→ **TASK REQUIREMENTS**
Print every entry, word for word, and skip the images.

→ **Entries from a visual dataset**
= = = = = = =

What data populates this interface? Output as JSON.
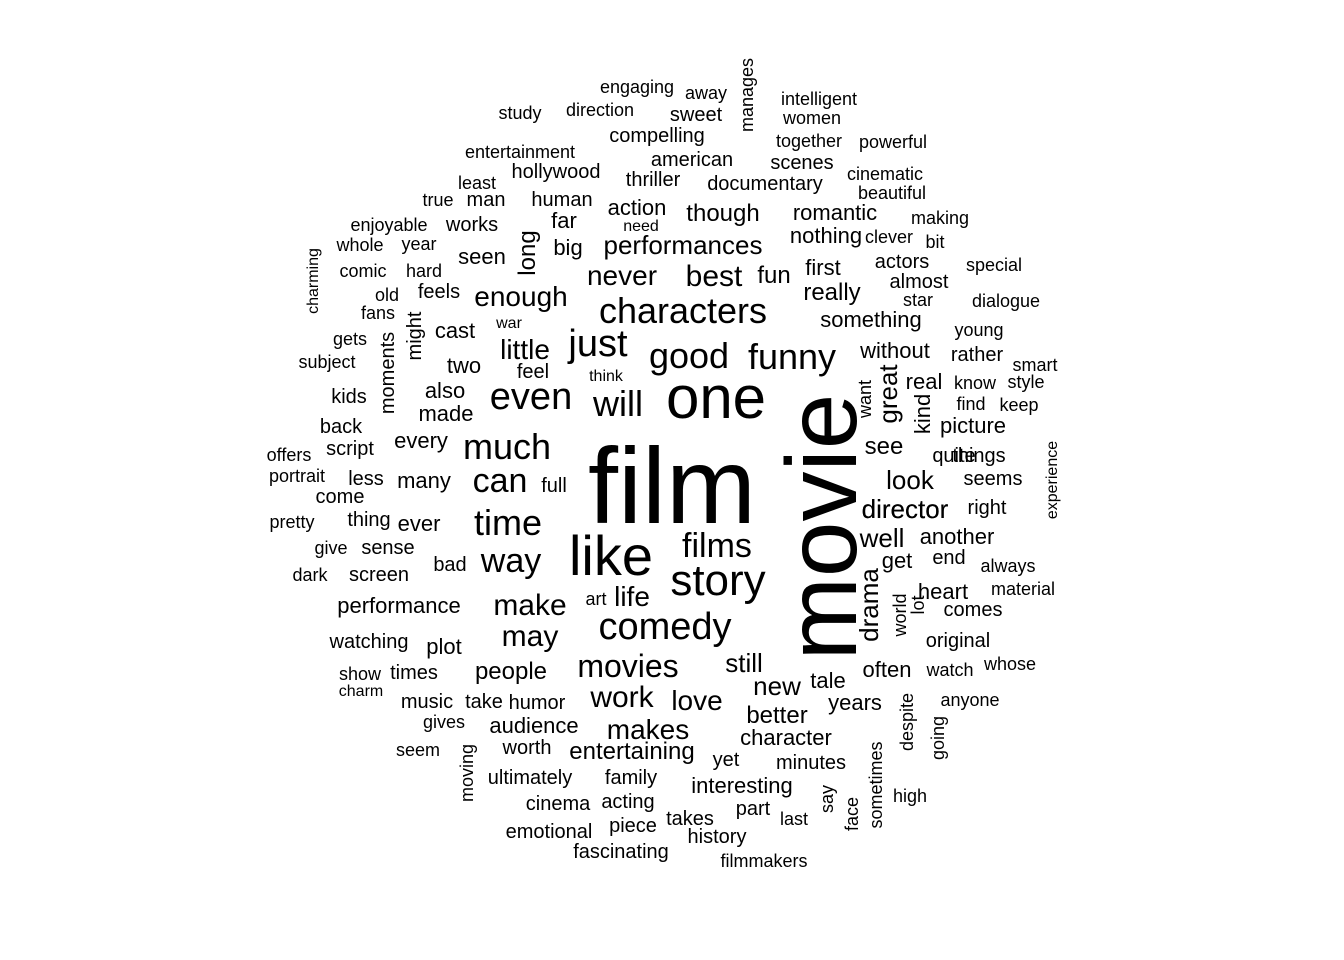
{
  "words": [
    "film",
    "movie",
    "one",
    "like",
    "story",
    "comedy",
    "characters",
    "good",
    "just",
    "even",
    "funny",
    "much",
    "time",
    "films",
    "will",
    "can",
    "way",
    "movies",
    "make",
    "best",
    "never",
    "performances",
    "enough",
    "little",
    "may",
    "director",
    "work",
    "makes",
    "love",
    "life",
    "still",
    "new",
    "look",
    "drama",
    "great",
    "well",
    "see",
    "entertaining",
    "performance",
    "people",
    "audience",
    "character",
    "better",
    "years",
    "plot",
    "tale",
    "often",
    "heart",
    "get",
    "director",
    "kind",
    "picture",
    "real",
    "without",
    "something",
    "really",
    "first",
    "fun",
    "nothing",
    "romantic",
    "though",
    "documentary",
    "thriller",
    "american",
    "compelling",
    "action",
    "human",
    "far",
    "big",
    "seen",
    "long",
    "two",
    "also",
    "made",
    "every",
    "many",
    "less",
    "ever",
    "bad",
    "full",
    "sense",
    "screen",
    "thing",
    "cast",
    "feels",
    "feel",
    "might",
    "moments",
    "kids",
    "back",
    "script",
    "come",
    "give",
    "dark",
    "offers",
    "portrait",
    "pretty",
    "subject",
    "gets",
    "fans",
    "old",
    "comic",
    "hard",
    "whole",
    "year",
    "enjoyable",
    "works",
    "true",
    "man",
    "least",
    "hollywood",
    "entertainment",
    "study",
    "direction",
    "engaging",
    "away",
    "sweet",
    "manages",
    "intelligent",
    "women",
    "together",
    "powerful",
    "scenes",
    "cinematic",
    "beautiful",
    "making",
    "clever",
    "bit",
    "actors",
    "special",
    "almost",
    "star",
    "dialogue",
    "young",
    "rather",
    "smart",
    "style",
    "know",
    "keep",
    "find",
    "things",
    "quite",
    "seems",
    "right",
    "always",
    "end",
    "another",
    "material",
    "comes",
    "original",
    "whose",
    "watch",
    "anyone",
    "despite",
    "going",
    "high",
    "sometimes",
    "say",
    "face",
    "last",
    "part",
    "minutes",
    "yet",
    "interesting",
    "acting",
    "piece",
    "history",
    "takes",
    "filmmakers",
    "fascinating",
    "emotional",
    "cinema",
    "moving",
    "ultimately",
    "worth",
    "family",
    "gives",
    "seem",
    "charm",
    "show",
    "times",
    "music",
    "take",
    "humor",
    "watching",
    "art",
    "lot",
    "world",
    "want",
    "think",
    "war",
    "need",
    "charming",
    "experience"
  ]
}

= = = = = = =

→ **RESULT OF THE TASK**
What data populates this interface? Output as JSON.
{
  "words": [
    "film",
    "movie",
    "one",
    "like",
    "story",
    "comedy",
    "characters",
    "good",
    "just",
    "even",
    "funny",
    "much",
    "time",
    "films",
    "will",
    "can",
    "way",
    "movies",
    "make",
    "best",
    "never",
    "performances",
    "enough",
    "little",
    "may",
    "director",
    "work",
    "makes",
    "love",
    "life",
    "still",
    "new",
    "look",
    "drama",
    "great",
    "well",
    "see",
    "entertaining",
    "performance",
    "people",
    "audience",
    "character",
    "better",
    "years",
    "plot",
    "tale",
    "often",
    "heart",
    "get",
    "director",
    "kind",
    "picture",
    "real",
    "without",
    "something",
    "really",
    "first",
    "fun",
    "nothing",
    "romantic",
    "though",
    "documentary",
    "thriller",
    "american",
    "compelling",
    "action",
    "human",
    "far",
    "big",
    "seen",
    "long",
    "two",
    "also",
    "made",
    "every",
    "many",
    "less",
    "ever",
    "bad",
    "full",
    "sense",
    "screen",
    "thing",
    "cast",
    "feels",
    "feel",
    "might",
    "moments",
    "kids",
    "back",
    "script",
    "come",
    "give",
    "dark",
    "offers",
    "portrait",
    "pretty",
    "subject",
    "gets",
    "fans",
    "old",
    "comic",
    "hard",
    "whole",
    "year",
    "enjoyable",
    "works",
    "true",
    "man",
    "least",
    "hollywood",
    "entertainment",
    "study",
    "direction",
    "engaging",
    "away",
    "sweet",
    "manages",
    "intelligent",
    "women",
    "together",
    "powerful",
    "scenes",
    "cinematic",
    "beautiful",
    "making",
    "clever",
    "bit",
    "actors",
    "special",
    "almost",
    "star",
    "dialogue",
    "young",
    "rather",
    "smart",
    "style",
    "know",
    "keep",
    "find",
    "things",
    "quite",
    "seems",
    "right",
    "always",
    "end",
    "another",
    "material",
    "comes",
    "original",
    "whose",
    "watch",
    "anyone",
    "despite",
    "going",
    "high",
    "sometimes",
    "say",
    "face",
    "last",
    "part",
    "minutes",
    "yet",
    "interesting",
    "acting",
    "piece",
    "history",
    "takes",
    "filmmakers",
    "fascinating",
    "emotional",
    "cinema",
    "moving",
    "ultimately",
    "worth",
    "family",
    "gives",
    "seem",
    "charm",
    "show",
    "times",
    "music",
    "take",
    "humor",
    "watching",
    "art",
    "lot",
    "world",
    "want",
    "think",
    "war",
    "need",
    "charming",
    "experience"
  ]
}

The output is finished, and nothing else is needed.